WRITTEN EXERCISE:
Can you copy the lines from the one that contains "Decode this image" through the end of the material below, exactly and with nothing else?

[Dataset entries on figures]
** START **
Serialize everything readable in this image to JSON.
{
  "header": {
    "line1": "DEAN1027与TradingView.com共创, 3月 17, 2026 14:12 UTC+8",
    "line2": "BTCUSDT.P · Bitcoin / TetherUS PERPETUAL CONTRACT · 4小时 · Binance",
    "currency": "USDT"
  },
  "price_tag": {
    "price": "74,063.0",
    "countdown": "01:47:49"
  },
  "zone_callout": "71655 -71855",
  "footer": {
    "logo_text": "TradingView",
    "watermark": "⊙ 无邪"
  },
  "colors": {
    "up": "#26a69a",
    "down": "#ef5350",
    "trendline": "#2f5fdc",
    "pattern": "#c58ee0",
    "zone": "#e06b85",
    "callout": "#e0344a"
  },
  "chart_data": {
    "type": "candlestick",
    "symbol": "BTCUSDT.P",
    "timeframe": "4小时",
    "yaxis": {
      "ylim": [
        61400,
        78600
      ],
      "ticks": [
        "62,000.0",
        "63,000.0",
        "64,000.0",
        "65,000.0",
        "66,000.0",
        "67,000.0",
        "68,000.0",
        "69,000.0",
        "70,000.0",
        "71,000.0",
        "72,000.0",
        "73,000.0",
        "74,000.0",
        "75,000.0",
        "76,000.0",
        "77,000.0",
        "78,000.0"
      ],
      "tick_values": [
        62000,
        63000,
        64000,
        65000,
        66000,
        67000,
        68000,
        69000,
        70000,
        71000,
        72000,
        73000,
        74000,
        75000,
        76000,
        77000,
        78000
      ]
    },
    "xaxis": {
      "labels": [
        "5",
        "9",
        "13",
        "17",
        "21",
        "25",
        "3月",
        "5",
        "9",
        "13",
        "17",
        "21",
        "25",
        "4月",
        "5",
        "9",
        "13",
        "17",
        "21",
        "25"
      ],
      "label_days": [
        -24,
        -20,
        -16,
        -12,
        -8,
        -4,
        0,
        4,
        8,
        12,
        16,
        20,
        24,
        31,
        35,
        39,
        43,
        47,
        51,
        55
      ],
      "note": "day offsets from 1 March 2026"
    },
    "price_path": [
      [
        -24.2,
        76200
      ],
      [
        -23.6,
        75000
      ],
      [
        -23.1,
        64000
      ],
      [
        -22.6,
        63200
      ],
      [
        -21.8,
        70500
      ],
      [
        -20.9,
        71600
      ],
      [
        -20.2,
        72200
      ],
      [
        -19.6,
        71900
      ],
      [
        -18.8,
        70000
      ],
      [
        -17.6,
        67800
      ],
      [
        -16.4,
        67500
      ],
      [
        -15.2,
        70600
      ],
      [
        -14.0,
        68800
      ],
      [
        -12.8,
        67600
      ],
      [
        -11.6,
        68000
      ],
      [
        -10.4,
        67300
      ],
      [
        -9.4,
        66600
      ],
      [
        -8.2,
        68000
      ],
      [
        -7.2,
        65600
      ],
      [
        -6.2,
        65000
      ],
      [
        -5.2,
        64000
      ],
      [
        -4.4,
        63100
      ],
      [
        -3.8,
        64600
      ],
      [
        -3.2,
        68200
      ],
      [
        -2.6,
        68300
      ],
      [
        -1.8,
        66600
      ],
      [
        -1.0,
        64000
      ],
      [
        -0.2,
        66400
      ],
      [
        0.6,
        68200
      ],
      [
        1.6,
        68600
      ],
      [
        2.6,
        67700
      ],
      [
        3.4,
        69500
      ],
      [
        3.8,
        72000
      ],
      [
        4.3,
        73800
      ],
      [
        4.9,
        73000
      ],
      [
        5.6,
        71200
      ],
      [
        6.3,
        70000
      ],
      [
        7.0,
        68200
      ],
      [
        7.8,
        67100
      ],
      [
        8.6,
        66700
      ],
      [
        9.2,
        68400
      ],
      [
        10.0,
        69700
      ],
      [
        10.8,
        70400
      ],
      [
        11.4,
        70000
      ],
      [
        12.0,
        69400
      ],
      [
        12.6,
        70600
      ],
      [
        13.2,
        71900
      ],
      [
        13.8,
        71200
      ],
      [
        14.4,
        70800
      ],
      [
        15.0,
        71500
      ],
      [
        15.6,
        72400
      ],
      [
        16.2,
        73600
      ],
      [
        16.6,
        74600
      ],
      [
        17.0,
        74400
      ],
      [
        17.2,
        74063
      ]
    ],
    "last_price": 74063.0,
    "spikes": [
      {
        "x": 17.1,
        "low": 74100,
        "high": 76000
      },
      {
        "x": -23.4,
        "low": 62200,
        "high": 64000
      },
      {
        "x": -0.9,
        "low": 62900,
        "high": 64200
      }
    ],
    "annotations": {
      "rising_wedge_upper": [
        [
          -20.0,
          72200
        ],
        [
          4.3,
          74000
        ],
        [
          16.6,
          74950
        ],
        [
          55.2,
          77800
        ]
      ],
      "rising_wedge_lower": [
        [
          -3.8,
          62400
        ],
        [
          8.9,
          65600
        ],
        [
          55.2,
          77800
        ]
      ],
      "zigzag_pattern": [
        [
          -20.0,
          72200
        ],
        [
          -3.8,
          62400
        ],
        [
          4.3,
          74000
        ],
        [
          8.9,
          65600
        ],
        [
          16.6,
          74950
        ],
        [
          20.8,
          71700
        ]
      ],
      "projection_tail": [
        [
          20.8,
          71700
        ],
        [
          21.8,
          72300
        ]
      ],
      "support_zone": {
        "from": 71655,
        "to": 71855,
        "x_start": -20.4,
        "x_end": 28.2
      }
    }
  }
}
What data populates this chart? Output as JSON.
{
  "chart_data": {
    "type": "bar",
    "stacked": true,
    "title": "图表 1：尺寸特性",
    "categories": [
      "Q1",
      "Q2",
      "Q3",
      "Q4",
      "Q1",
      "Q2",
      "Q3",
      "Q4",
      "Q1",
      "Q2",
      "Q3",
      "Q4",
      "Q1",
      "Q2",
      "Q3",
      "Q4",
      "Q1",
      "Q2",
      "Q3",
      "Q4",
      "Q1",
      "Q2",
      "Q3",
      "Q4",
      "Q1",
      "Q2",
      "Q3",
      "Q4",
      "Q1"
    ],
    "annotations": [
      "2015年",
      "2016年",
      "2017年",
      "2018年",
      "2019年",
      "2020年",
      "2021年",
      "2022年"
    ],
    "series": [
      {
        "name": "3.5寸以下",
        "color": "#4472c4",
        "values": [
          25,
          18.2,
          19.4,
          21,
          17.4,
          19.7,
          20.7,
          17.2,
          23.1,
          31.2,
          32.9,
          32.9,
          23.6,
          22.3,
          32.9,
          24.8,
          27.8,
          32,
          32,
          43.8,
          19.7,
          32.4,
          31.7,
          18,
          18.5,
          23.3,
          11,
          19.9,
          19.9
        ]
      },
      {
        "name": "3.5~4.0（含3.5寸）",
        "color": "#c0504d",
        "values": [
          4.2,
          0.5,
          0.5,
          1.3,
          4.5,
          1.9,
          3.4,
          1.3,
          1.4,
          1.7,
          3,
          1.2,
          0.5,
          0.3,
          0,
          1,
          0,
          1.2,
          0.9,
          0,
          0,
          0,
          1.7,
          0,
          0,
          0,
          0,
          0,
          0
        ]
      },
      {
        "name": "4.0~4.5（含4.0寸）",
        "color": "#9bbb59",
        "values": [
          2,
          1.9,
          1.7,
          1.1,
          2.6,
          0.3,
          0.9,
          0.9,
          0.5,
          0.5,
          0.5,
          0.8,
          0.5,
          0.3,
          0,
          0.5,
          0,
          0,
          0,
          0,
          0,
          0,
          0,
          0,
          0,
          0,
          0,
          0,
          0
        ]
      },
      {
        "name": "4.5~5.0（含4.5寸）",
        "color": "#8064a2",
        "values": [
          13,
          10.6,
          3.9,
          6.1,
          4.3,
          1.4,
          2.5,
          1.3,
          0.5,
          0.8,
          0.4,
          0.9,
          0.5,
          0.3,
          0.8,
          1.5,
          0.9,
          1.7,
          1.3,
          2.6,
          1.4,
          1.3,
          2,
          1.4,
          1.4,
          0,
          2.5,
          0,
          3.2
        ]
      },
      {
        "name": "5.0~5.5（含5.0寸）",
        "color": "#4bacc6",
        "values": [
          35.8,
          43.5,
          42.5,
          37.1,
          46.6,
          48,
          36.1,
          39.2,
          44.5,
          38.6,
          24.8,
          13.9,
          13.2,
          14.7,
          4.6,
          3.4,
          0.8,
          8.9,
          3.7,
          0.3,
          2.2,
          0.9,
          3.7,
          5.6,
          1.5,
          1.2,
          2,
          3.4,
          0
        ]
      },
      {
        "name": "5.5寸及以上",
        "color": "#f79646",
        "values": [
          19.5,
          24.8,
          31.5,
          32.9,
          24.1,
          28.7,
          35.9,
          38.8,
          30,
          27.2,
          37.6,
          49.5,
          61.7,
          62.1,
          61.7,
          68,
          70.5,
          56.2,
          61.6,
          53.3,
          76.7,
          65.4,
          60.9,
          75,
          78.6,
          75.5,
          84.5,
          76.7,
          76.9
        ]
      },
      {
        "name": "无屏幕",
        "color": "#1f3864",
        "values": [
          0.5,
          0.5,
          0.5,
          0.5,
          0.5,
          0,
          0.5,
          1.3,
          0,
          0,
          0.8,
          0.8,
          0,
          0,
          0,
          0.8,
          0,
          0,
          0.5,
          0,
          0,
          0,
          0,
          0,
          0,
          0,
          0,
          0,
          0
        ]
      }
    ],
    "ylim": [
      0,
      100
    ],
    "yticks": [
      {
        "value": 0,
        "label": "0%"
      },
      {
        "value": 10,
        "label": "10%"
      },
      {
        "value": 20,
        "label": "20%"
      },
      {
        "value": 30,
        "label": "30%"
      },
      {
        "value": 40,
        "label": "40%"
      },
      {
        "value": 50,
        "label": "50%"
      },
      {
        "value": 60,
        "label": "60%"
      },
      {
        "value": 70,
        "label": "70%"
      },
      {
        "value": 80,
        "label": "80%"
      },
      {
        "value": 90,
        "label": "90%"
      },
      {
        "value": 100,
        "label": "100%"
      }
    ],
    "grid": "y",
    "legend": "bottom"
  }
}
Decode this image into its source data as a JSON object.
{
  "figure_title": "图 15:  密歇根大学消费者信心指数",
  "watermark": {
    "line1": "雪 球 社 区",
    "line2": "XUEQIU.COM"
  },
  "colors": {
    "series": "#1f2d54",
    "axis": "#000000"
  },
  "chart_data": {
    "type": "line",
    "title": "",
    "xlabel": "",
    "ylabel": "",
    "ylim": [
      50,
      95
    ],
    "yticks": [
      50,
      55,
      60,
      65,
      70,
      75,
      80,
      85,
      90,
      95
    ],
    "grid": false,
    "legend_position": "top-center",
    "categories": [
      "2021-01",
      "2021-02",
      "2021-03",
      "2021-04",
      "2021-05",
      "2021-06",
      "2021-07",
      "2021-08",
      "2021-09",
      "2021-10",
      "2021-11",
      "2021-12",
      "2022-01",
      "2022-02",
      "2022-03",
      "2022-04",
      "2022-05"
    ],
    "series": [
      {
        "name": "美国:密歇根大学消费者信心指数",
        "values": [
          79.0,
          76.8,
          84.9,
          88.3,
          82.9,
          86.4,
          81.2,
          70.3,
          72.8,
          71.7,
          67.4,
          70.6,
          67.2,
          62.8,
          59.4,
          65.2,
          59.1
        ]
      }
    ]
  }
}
** END **
FULL RESPONSE:
Decode this image into its source data as a JSON object.
{
  "figure_title": "图 15:  密歇根大学消费者信心指数",
  "watermark": {
    "line1": "雪 球 社 区",
    "line2": "XUEQIU.COM"
  },
  "colors": {
    "series": "#1f2d54",
    "axis": "#000000"
  },
  "chart_data": {
    "type": "line",
    "title": "",
    "xlabel": "",
    "ylabel": "",
    "ylim": [
      50,
      95
    ],
    "yticks": [
      50,
      55,
      60,
      65,
      70,
      75,
      80,
      85,
      90,
      95
    ],
    "grid": false,
    "legend_position": "top-center",
    "categories": [
      "2021-01",
      "2021-02",
      "2021-03",
      "2021-04",
      "2021-05",
      "2021-06",
      "2021-07",
      "2021-08",
      "2021-09",
      "2021-10",
      "2021-11",
      "2021-12",
      "2022-01",
      "2022-02",
      "2022-03",
      "2022-04",
      "2022-05"
    ],
    "series": [
      {
        "name": "美国:密歇根大学消费者信心指数",
        "values": [
          79.0,
          76.8,
          84.9,
          88.3,
          82.9,
          86.4,
          81.2,
          70.3,
          72.8,
          71.7,
          67.4,
          70.6,
          67.2,
          62.8,
          59.4,
          65.2,
          59.1
        ]
      }
    ]
  }
}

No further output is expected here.